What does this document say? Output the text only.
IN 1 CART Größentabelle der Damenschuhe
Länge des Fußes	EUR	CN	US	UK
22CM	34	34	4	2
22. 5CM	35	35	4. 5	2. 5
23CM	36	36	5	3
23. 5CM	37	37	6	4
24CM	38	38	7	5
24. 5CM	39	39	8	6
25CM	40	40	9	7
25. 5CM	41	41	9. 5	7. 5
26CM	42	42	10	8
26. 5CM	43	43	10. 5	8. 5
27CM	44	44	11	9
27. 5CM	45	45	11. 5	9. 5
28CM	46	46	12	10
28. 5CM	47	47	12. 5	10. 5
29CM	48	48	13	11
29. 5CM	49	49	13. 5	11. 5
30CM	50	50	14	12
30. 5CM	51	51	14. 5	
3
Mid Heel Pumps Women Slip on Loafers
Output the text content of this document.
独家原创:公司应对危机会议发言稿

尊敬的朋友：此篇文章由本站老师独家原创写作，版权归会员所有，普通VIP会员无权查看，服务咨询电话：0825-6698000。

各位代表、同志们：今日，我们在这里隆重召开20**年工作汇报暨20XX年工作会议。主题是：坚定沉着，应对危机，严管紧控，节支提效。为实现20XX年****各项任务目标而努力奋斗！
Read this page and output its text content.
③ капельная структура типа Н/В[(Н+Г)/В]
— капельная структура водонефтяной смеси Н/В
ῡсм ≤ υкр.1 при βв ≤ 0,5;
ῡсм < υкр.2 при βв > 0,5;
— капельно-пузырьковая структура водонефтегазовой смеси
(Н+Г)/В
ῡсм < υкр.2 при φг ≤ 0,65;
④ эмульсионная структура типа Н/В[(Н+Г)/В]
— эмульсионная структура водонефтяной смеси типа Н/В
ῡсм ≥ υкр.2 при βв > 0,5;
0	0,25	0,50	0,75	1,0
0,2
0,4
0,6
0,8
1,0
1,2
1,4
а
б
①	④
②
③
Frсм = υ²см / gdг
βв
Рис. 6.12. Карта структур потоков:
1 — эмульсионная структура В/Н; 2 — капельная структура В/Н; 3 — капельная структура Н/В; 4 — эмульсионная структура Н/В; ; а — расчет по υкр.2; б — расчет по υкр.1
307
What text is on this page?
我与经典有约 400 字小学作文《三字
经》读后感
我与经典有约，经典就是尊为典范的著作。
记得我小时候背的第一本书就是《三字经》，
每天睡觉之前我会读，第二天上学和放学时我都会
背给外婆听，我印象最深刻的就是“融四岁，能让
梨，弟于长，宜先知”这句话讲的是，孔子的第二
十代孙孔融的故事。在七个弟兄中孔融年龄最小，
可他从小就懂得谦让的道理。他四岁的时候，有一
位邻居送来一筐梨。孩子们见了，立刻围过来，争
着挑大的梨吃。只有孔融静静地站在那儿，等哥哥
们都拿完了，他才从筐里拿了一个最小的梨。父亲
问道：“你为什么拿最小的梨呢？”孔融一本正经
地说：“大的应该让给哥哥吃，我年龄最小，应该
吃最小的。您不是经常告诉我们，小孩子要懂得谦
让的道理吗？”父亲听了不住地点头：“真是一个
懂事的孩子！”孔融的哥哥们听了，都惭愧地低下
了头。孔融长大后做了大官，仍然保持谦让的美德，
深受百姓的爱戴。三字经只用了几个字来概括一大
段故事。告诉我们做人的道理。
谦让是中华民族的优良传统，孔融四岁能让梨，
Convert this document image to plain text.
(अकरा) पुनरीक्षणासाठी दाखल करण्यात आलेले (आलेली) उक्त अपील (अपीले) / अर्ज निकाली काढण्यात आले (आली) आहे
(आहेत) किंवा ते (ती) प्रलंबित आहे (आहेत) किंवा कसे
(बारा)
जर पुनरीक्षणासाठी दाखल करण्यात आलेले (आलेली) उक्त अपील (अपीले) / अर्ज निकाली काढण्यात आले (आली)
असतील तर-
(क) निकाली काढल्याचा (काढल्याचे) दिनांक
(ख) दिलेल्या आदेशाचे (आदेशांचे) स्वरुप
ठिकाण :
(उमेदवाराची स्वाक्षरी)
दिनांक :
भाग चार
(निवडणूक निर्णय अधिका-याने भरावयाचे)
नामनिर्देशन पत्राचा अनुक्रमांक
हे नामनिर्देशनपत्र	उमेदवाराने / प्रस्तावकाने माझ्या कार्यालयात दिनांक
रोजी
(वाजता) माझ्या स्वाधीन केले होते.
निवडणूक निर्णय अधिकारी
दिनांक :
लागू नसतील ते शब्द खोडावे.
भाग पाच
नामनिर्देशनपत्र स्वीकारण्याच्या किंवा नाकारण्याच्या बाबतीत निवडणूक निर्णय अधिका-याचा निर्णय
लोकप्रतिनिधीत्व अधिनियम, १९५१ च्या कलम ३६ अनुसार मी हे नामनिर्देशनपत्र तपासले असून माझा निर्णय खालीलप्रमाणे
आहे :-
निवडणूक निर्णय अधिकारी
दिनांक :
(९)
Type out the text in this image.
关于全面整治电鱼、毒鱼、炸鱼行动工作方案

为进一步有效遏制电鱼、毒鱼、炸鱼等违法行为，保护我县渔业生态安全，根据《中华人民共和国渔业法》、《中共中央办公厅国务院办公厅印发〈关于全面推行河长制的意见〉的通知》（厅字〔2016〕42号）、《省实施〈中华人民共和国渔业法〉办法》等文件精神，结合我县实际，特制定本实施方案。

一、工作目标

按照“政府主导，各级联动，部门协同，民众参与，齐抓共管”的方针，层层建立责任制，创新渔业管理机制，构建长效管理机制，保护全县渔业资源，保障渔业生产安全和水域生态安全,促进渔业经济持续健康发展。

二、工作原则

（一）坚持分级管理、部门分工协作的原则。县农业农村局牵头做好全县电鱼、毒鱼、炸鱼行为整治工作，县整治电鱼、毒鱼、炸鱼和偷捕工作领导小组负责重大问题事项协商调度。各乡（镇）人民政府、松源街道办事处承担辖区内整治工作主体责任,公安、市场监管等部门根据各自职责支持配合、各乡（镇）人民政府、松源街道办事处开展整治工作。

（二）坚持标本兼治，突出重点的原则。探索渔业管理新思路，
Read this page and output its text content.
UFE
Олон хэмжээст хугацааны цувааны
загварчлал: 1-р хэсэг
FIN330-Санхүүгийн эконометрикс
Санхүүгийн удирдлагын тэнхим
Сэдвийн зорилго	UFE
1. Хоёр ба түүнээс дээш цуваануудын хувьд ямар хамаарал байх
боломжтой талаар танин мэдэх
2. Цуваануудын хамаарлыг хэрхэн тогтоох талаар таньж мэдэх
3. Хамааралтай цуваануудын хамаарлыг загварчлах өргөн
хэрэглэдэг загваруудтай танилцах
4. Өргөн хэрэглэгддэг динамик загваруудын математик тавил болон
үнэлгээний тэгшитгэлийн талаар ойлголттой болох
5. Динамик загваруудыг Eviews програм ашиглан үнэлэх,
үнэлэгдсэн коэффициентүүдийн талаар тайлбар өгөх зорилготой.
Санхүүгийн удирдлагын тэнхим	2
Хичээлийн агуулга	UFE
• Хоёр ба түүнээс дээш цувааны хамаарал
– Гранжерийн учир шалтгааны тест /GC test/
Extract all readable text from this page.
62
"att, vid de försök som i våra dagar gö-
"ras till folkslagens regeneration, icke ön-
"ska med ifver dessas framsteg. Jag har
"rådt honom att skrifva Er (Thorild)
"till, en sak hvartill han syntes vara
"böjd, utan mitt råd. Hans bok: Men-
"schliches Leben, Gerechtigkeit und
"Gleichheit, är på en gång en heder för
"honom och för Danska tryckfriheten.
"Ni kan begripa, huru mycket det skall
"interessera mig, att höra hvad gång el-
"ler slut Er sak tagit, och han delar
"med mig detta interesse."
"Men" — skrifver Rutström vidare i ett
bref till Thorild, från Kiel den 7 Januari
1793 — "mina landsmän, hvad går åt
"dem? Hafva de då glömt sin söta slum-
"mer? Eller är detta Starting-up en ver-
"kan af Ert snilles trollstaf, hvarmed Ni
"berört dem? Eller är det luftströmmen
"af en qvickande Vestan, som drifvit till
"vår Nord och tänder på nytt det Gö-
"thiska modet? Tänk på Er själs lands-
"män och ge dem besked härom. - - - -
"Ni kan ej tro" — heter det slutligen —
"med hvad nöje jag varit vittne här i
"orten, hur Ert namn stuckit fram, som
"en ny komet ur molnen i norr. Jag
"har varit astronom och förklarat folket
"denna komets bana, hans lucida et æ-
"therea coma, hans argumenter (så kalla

══════

Each line of the material that holds the string "мэдэх" counts once; give the total alone.

* TASK OUTPUT
2